_YOUR INSTRUCTIONS_.
Copy out every line in which the string "colleagues" occurs.

_RECORDS_.
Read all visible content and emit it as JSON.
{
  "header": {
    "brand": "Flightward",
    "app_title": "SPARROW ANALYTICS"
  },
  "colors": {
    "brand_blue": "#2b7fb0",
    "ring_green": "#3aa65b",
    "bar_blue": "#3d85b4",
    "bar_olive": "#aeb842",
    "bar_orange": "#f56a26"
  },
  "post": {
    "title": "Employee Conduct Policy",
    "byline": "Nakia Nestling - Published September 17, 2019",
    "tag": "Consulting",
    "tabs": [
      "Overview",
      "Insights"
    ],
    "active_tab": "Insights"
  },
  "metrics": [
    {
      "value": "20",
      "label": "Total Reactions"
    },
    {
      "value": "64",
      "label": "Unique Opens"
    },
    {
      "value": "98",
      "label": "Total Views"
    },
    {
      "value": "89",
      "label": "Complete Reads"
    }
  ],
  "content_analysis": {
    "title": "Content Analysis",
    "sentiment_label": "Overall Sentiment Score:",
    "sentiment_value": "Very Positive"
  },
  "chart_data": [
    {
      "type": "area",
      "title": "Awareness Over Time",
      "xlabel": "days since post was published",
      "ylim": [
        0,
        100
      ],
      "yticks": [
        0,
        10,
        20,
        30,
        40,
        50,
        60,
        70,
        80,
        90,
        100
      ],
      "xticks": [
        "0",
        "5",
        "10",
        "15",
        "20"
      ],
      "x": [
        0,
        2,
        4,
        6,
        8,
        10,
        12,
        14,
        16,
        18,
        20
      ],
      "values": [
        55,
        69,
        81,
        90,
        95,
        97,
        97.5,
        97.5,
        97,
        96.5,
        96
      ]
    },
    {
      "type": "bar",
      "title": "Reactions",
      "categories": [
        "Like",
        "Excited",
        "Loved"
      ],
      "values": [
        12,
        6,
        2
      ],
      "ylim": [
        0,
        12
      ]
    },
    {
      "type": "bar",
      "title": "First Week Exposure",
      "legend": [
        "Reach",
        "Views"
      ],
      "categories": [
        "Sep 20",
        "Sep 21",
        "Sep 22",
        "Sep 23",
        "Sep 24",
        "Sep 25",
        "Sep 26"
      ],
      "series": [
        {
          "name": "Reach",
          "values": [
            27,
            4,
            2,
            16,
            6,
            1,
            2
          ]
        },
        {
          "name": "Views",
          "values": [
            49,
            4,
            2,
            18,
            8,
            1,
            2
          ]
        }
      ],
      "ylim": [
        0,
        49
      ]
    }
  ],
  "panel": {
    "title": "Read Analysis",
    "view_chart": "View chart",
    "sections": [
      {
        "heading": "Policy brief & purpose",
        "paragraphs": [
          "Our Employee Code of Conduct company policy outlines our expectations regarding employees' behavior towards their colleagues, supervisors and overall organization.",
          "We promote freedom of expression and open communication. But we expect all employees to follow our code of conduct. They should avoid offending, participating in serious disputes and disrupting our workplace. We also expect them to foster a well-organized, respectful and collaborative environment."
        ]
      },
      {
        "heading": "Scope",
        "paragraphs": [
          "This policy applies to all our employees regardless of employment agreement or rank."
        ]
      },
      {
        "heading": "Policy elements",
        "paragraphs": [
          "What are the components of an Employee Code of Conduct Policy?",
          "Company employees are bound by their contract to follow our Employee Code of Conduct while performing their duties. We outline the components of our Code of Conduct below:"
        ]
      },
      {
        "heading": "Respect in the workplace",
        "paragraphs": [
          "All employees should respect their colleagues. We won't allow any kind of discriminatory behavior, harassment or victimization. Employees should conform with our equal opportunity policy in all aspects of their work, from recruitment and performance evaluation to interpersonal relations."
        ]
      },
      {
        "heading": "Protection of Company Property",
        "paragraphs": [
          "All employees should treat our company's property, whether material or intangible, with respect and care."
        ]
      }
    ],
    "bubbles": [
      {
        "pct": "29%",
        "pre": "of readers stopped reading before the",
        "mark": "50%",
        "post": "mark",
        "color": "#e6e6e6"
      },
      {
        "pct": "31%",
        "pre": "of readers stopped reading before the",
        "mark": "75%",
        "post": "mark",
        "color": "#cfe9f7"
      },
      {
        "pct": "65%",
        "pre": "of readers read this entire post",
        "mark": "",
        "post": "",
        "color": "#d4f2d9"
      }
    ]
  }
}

_PROBLEM SOLUTION_.
          "Our Employee Code of Conduct company policy outlines our expectations regarding employees' behavior towards their colleagues, supervisors and overall organization.",
          "All employees should respect their colleagues. We won't allow any kind of discriminatory behavior, harassment or victimization. Employees should conform with our equal opportunity policy in all aspects of their work, from recruitment and performance evaluation to interpersonal relations."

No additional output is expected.